- _DATA IN THIS EXERCISE_:
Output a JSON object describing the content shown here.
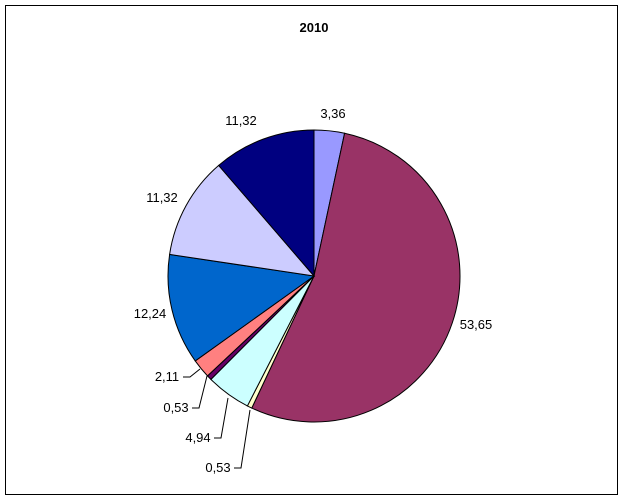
{
  "chart_data": {
    "type": "pie",
    "title": "2010",
    "slices": [
      {
        "label": "3,36",
        "value": 3.36,
        "color": "#9999ff"
      },
      {
        "label": "53,65",
        "value": 53.65,
        "color": "#993366"
      },
      {
        "label": "0,53",
        "value": 0.53,
        "color": "#ffffcc"
      },
      {
        "label": "4,94",
        "value": 4.94,
        "color": "#ccffff"
      },
      {
        "label": "0,53",
        "value": 0.53,
        "color": "#660066"
      },
      {
        "label": "2,11",
        "value": 2.11,
        "color": "#ff8080"
      },
      {
        "label": "12,24",
        "value": 12.24,
        "color": "#0066cc"
      },
      {
        "label": "11,32",
        "value": 11.32,
        "color": "#ccccff"
      },
      {
        "label": "11,32",
        "value": 11.32,
        "color": "#000080"
      }
    ],
    "start_angle": "12 o'clock",
    "direction": "clockwise",
    "legend": "none"
  }
}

- _EXERCISE INSTRUCTIONS_: Return only the count of lines in the records that hold the word "label".

- _ANSWER IN FULL_: 9